*** GIVEN PASSAGE Section Begins ***

Nielsen directed two plays in 2010, 12 Angry Women, with an all female, all ethnic cast, which was a success and Fragile, co-written by Angela Thomas. Fragile was a financial and critical failure. After this Nielsen briefly left the industry, but in February 2012 was invited by his friend Chris Jones, to attend a weekend of the Guerrilla Filmmakers Network that he was running, which resulted in him meeting Greek film makers Carmen Zografou, Iria Pizania, Kyriaki Fotiadou, Angela Angelidis and Ioanna Petinaraki. The six of them began producing The Journey, which Nielsen was already writing for actor Jason Flemyng. Nielsen also wrote a short for the 48-hour Sci-Fi Challenge, 'By The Lake', which was produced by Adele Kirby. He wrote two other scripts in 2012, "The Last Submarine" and "Gaddafi", which is about the last 90 minutes of the life of the former Libyan dictator. Nielsen directed a short about Londoners views on Gaddafi in August 2012. He wrote the screenplay of "We Are Home", a drama based on the events that led to the underdog Zambian football team winning the African Cup of Nations in 2012. The script includes the background of the Zambian Air Disaster of 1993.

Nielsen is also making a short documentary about the life of Danny Nicoletta who found fame himself by his association with Harvey Milk in San Francisco. He is also making a documentary about the life of Cameron Adams, who is better known as Cameron Bay, the porn star infected with HIV. He has completed shooting The Journey with actors Duncan Pow, Dickon Tolson, Mitchell Lewis, Marc Zammit, Lindsey Coulson and Jason Flemyng. The cast also includes Mitchell Lewis in his first major role since Rise of the Footsoldier and Velile Tshabalala from Doctor Who in her first big screen role.

*** GIVEN PASSAGE Section Ends ***
*** DATA RECORDS Section Begins ***

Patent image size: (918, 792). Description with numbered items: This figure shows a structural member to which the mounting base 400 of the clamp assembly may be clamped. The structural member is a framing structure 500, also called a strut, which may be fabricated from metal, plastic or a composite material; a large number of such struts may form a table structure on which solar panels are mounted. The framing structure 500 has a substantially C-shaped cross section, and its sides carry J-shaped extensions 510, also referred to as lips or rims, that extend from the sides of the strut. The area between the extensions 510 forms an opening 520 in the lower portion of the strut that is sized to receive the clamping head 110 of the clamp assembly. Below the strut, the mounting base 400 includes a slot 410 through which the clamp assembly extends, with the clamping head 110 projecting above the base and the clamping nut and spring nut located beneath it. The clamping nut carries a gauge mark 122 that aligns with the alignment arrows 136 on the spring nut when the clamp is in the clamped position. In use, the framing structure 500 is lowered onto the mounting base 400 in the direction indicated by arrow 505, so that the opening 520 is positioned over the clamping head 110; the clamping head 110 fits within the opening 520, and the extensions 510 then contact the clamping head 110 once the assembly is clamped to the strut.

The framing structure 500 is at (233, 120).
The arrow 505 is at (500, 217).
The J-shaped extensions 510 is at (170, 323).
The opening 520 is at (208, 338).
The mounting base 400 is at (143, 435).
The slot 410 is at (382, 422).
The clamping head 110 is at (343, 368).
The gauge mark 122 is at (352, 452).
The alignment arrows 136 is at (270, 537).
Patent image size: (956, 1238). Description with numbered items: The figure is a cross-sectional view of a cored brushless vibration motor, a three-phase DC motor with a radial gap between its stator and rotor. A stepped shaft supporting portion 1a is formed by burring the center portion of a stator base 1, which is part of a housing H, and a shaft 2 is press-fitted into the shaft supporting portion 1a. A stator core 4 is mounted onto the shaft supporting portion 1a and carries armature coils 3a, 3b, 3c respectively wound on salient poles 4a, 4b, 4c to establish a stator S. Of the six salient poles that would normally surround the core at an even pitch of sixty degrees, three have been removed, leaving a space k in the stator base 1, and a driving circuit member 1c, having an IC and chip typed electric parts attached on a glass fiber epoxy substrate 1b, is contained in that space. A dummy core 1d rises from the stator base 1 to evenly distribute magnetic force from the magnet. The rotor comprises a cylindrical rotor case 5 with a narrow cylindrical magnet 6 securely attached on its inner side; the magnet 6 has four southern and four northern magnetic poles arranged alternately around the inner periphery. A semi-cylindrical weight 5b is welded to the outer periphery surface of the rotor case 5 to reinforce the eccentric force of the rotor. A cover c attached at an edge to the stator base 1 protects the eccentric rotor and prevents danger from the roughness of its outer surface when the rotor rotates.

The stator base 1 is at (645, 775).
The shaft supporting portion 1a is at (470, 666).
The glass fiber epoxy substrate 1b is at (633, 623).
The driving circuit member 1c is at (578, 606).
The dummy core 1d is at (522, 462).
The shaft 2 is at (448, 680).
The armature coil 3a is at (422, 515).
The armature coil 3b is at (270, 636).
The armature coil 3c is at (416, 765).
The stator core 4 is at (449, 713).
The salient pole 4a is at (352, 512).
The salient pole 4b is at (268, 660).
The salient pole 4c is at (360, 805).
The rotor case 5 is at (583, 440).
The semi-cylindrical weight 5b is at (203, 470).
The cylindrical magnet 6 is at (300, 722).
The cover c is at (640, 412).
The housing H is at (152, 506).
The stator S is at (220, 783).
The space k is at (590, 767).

*** DATA RECORDS Section Ends ***

QUESTIONS TO ANSWER:
a - Quote the passage about Nielsen from "Nielsen is also" to "big screen role.".
b - Do these statements agree with the passage about Nielsen? For each, answer yes or no and quote the words that decide it. (i) Fragile was co-written by Angela Thomas. (ii) The short "By The Lake" was produced by Chris Jones. (iii) The Zambian football team won the African Cup of Nations in 2012.

RESPONSES:
a -
Nielsen is also making a short documentary about the life of Danny Nicoletta who found fame himself by his association with Harvey Milk in San Francisco. He is also making a documentary about the life of Cameron Adams, who is better known as Cameron Bay, the porn star infected with HIV. He has completed shooting The Journey with actors Duncan Pow, Dickon Tolson, Mitchell Lewis, Marc Zammit, Lindsey Coulson and Jason Flemyng. The cast also includes Mitchell Lewis in his first major role since Rise of the Footsoldier and Velile Tshabalala from Doctor Who in her first big screen role.

b -
(i) Yes: "Fragile, co-written by Angela Thomas"
(ii) No: "which was produced by Adele Kirby"
(iii) Yes: "the underdog Zambian football team winning the African Cup of Nations in 2012"